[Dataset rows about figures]
start

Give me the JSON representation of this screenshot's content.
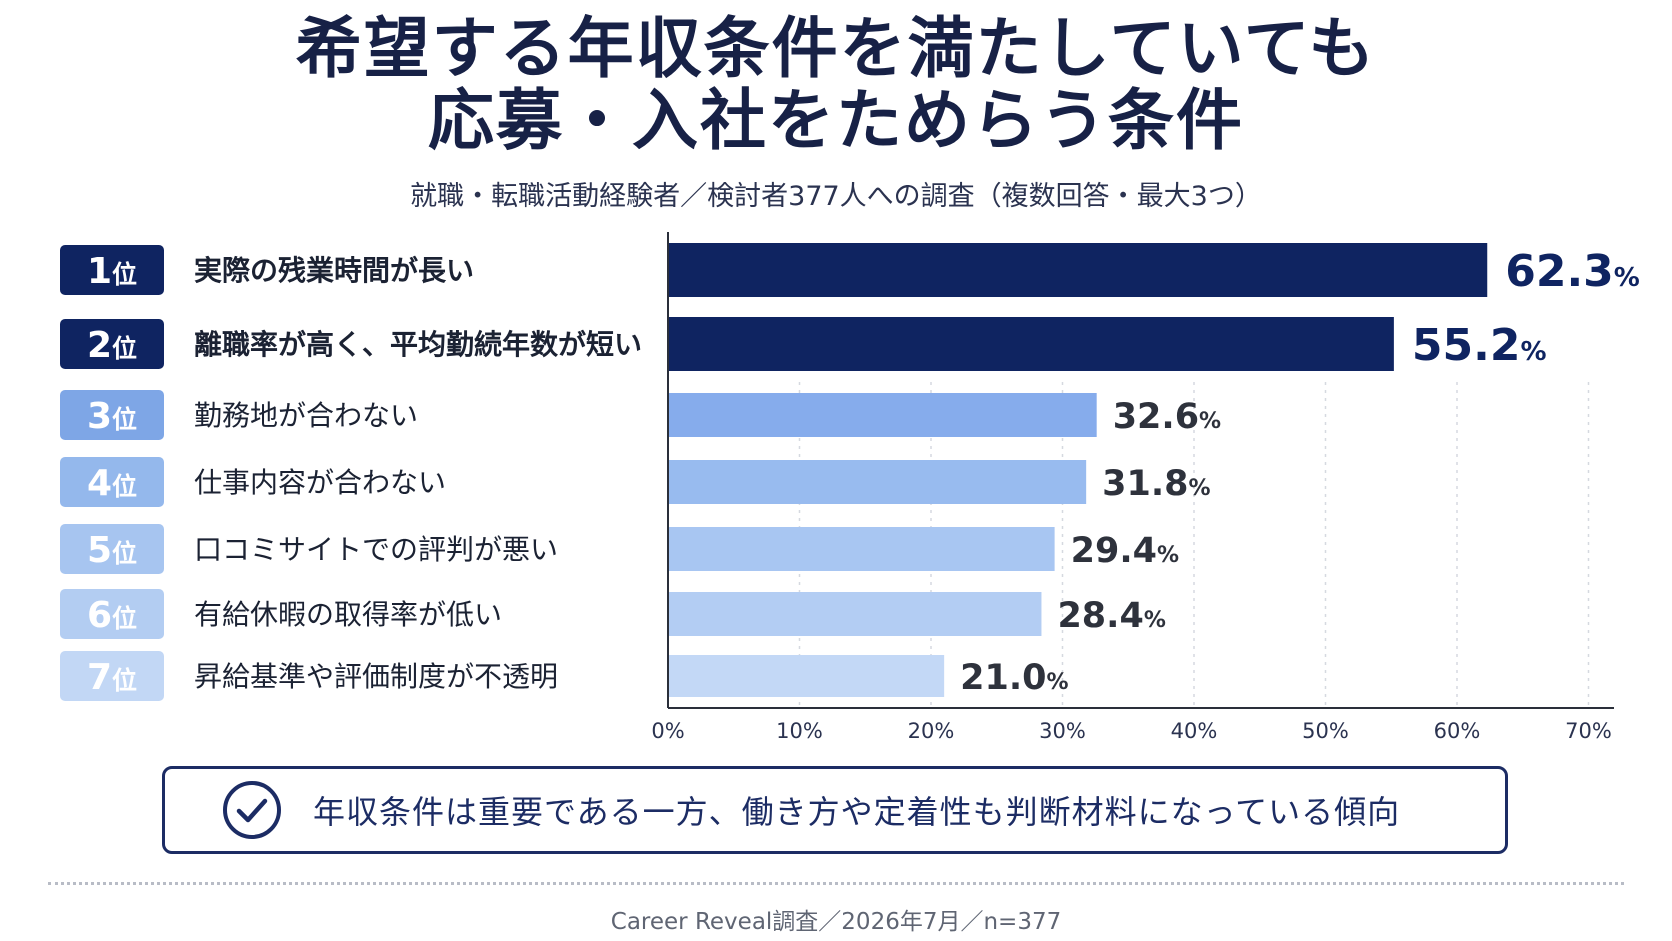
{
  "header": {
    "title_line1": "希望する年収条件を満たしていても",
    "title_line2": "応募・入社をためらう条件",
    "subtitle": "就職・転職活動経験者／検討者377人への調査（複数回答・最大3つ）"
  },
  "chart_data": {
    "type": "bar",
    "orientation": "horizontal",
    "categories": [
      "実際の残業時間が長い",
      "離職率が高く、平均勤続年数が短い",
      "勤務地が合わない",
      "仕事内容が合わない",
      "口コミサイトでの評判が悪い",
      "有給休暇の取得率が低い",
      "昇給基準や評価制度が不透明"
    ],
    "ranks": [
      "1位",
      "2位",
      "3位",
      "4位",
      "5位",
      "6位",
      "7位"
    ],
    "values": [
      62.3,
      55.2,
      32.6,
      31.8,
      29.4,
      28.4,
      21.0
    ],
    "value_labels": [
      "62.3",
      "55.2",
      "32.6",
      "31.8",
      "29.4",
      "28.4",
      "21.0"
    ],
    "value_unit": "%",
    "xlim": [
      0,
      70
    ],
    "x_ticks": [
      "0%",
      "10%",
      "20%",
      "30%",
      "40%",
      "50%",
      "60%",
      "70%"
    ],
    "grid": "vertical dashed",
    "colors": {
      "top": "#0f2461",
      "bars": [
        "#0f2461",
        "#0f2461",
        "#86acec",
        "#98bbef",
        "#a8c6f2",
        "#b3cdf3",
        "#c3d8f6"
      ],
      "rank_badges": [
        "#0f2461",
        "#0f2461",
        "#7ea6e6",
        "#94b8ec",
        "#a7c5f0",
        "#b3cdf2",
        "#c2d7f5"
      ]
    }
  },
  "conclusion": {
    "icon": "check-circle-icon",
    "text": "年収条件は重要である一方、働き方や定着性も判断材料になっている傾向"
  },
  "footer": {
    "source": "Career Reveal調査／2026年7月／n=377"
  }
}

end

:: The task ::
Copy the records word for word, leaving no picture in the copy.

:: Finished task ::
Give me the JSON representation of this screenshot's content.
{
  "header": {
    "title_line1": "希望する年収条件を満たしていても",
    "title_line2": "応募・入社をためらう条件",
    "subtitle": "就職・転職活動経験者／検討者377人への調査（複数回答・最大3つ）"
  },
  "chart_data": {
    "type": "bar",
    "orientation": "horizontal",
    "categories": [
      "実際の残業時間が長い",
      "離職率が高く、平均勤続年数が短い",
      "勤務地が合わない",
      "仕事内容が合わない",
      "口コミサイトでの評判が悪い",
      "有給休暇の取得率が低い",
      "昇給基準や評価制度が不透明"
    ],
    "ranks": [
      "1位",
      "2位",
      "3位",
      "4位",
      "5位",
      "6位",
      "7位"
    ],
    "values": [
      62.3,
      55.2,
      32.6,
      31.8,
      29.4,
      28.4,
      21.0
    ],
    "value_labels": [
      "62.3",
      "55.2",
      "32.6",
      "31.8",
      "29.4",
      "28.4",
      "21.0"
    ],
    "value_unit": "%",
    "xlim": [
      0,
      70
    ],
    "x_ticks": [
      "0%",
      "10%",
      "20%",
      "30%",
      "40%",
      "50%",
      "60%",
      "70%"
    ],
    "grid": "vertical dashed",
    "colors": {
      "top": "#0f2461",
      "bars": [
        "#0f2461",
        "#0f2461",
        "#86acec",
        "#98bbef",
        "#a8c6f2",
        "#b3cdf3",
        "#c3d8f6"
      ],
      "rank_badges": [
        "#0f2461",
        "#0f2461",
        "#7ea6e6",
        "#94b8ec",
        "#a7c5f0",
        "#b3cdf2",
        "#c2d7f5"
      ]
    }
  },
  "conclusion": {
    "icon": "check-circle-icon",
    "text": "年収条件は重要である一方、働き方や定着性も判断材料になっている傾向"
  },
  "footer": {
    "source": "Career Reveal調査／2026年7月／n=377"
  }
}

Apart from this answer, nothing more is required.